• **PROBLEM REQUIREMENTS**
Write out each line word for word. Drop pictures.

• **SUPPLIED DATA**
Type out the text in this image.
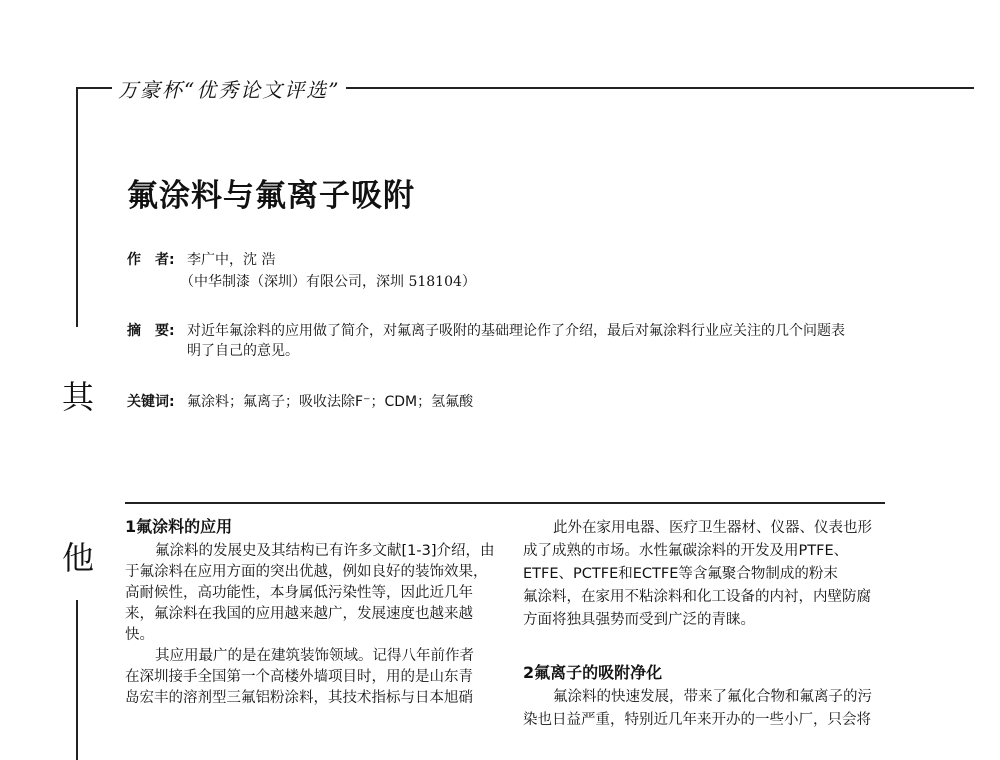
万豪杯“优秀论文评选”
其
他
氟涂料与氟离子吸附
作　者: 李广中，沈 浩
（中华制漆（深圳）有限公司，深圳 518104）
摘　要: 对近年氟涂料的应用做了简介，对氟离子吸附的基础理论作了介绍，最后对氟涂料行业应关注的几个问题表
明了自己的意见。
关键词: 氟涂料；氟离子；吸收法除F⁻；CDM；氢氟酸

1氟涂料的应用

氟涂料的发展史及其结构已有许多文献[1-3]介绍，由

于氟涂料在应用方面的突出优越，例如良好的装饰效果，

高耐候性，高功能性，本身属低污染性等，因此近几年

来，氟涂料在我国的应用越来越广，发展速度也越来越

快。

其应用最广的是在建筑装饰领域。记得八年前作者

在深圳接手全国第一个高楼外墙项目时，用的是山东青

岛宏丰的溶剂型三氟铝粉涂料，其技术指标与日本旭硝

此外在家用电器、医疗卫生器材、仪器、仪表也形

成了成熟的市场。水性氟碳涂料的开发及用PTFE、

ETFE、PCTFE和ECTFE等含氟聚合物制成的粉末

氟涂料，在家用不粘涂料和化工设备的内衬，内壁防腐

方面将独具强势而受到广泛的青睐。

2氟离子的吸附净化

氟涂料的快速发展，带来了氟化合物和氟离子的污

染也日益严重，特别近几年来开办的一些小厂，只会将
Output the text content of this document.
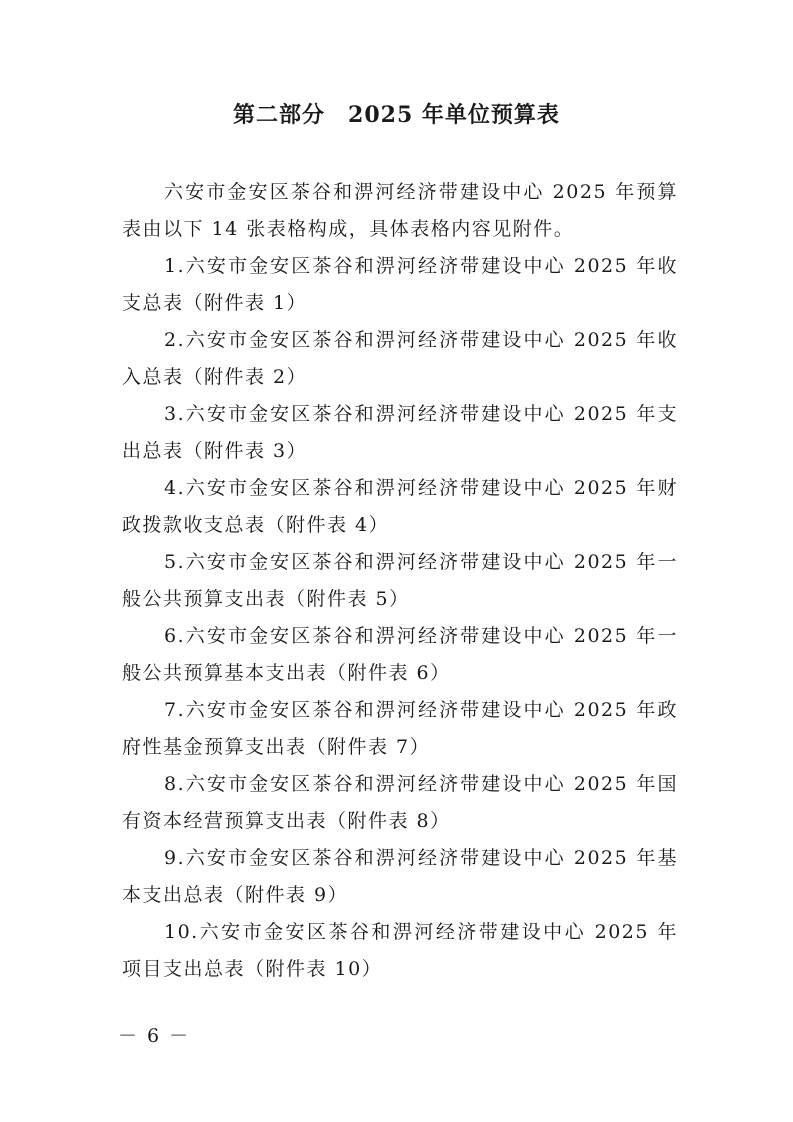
第二部分　2025 年单位预算表

六安市金安区茶谷和淠河经济带建设中心 2025 年预算表由以下 14 张表格构成，具体表格内容见附件。

1.六安市金安区茶谷和淠河经济带建设中心 2025 年收支总表（附件表 1）

2.六安市金安区茶谷和淠河经济带建设中心 2025 年收入总表（附件表 2）

3.六安市金安区茶谷和淠河经济带建设中心 2025 年支出总表（附件表 3）

4.六安市金安区茶谷和淠河经济带建设中心 2025 年财政拨款收支总表（附件表 4）

5.六安市金安区茶谷和淠河经济带建设中心 2025 年一般公共预算支出表（附件表 5）

6.六安市金安区茶谷和淠河经济带建设中心 2025 年一般公共预算基本支出表（附件表 6）

7.六安市金安区茶谷和淠河经济带建设中心 2025 年政府性基金预算支出表（附件表 7）

8.六安市金安区茶谷和淠河经济带建设中心 2025 年国有资本经营预算支出表（附件表 8）

9.六安市金安区茶谷和淠河经济带建设中心 2025 年基本支出总表（附件表 9）

10.六安市金安区茶谷和淠河经济带建设中心 2025 年项目支出总表（附件表 10）

－ 6 －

• **CORRECT ANSWER**
Type out the text in this image.
万豪杯“优秀论文评选”
其
他
氟涂料与氟离子吸附
作　者: 李广中，沈 浩
（中华制漆（深圳）有限公司，深圳 518104）
摘　要: 对近年氟涂料的应用做了简介，对氟离子吸附的基础理论作了介绍，最后对氟涂料行业应关注的几个问题表
明了自己的意见。
关键词: 氟涂料；氟离子；吸收法除F⁻；CDM；氢氟酸

1氟涂料的应用

氟涂料的发展史及其结构已有许多文献[1-3]介绍，由

于氟涂料在应用方面的突出优越，例如良好的装饰效果，

高耐候性，高功能性，本身属低污染性等，因此近几年

来，氟涂料在我国的应用越来越广，发展速度也越来越

快。

其应用最广的是在建筑装饰领域。记得八年前作者

在深圳接手全国第一个高楼外墙项目时，用的是山东青

岛宏丰的溶剂型三氟铝粉涂料，其技术指标与日本旭硝

此外在家用电器、医疗卫生器材、仪器、仪表也形

成了成熟的市场。水性氟碳涂料的开发及用PTFE、

ETFE、PCTFE和ECTFE等含氟聚合物制成的粉末

氟涂料，在家用不粘涂料和化工设备的内衬，内壁防腐

方面将独具强势而受到广泛的青睐。

2氟离子的吸附净化

氟涂料的快速发展，带来了氟化合物和氟离子的污

染也日益严重，特别近几年来开办的一些小厂，只会将
Output the text content of this document.
第二部分　2025 年单位预算表

六安市金安区茶谷和淠河经济带建设中心 2025 年预算表由以下 14 张表格构成，具体表格内容见附件。

1.六安市金安区茶谷和淠河经济带建设中心 2025 年收支总表（附件表 1）

2.六安市金安区茶谷和淠河经济带建设中心 2025 年收入总表（附件表 2）

3.六安市金安区茶谷和淠河经济带建设中心 2025 年支出总表（附件表 3）

4.六安市金安区茶谷和淠河经济带建设中心 2025 年财政拨款收支总表（附件表 4）

5.六安市金安区茶谷和淠河经济带建设中心 2025 年一般公共预算支出表（附件表 5）

6.六安市金安区茶谷和淠河经济带建设中心 2025 年一般公共预算基本支出表（附件表 6）

7.六安市金安区茶谷和淠河经济带建设中心 2025 年政府性基金预算支出表（附件表 7）

8.六安市金安区茶谷和淠河经济带建设中心 2025 年国有资本经营预算支出表（附件表 8）

9.六安市金安区茶谷和淠河经济带建设中心 2025 年基本支出总表（附件表 9）

10.六安市金安区茶谷和淠河经济带建设中心 2025 年项目支出总表（附件表 10）

－ 6 －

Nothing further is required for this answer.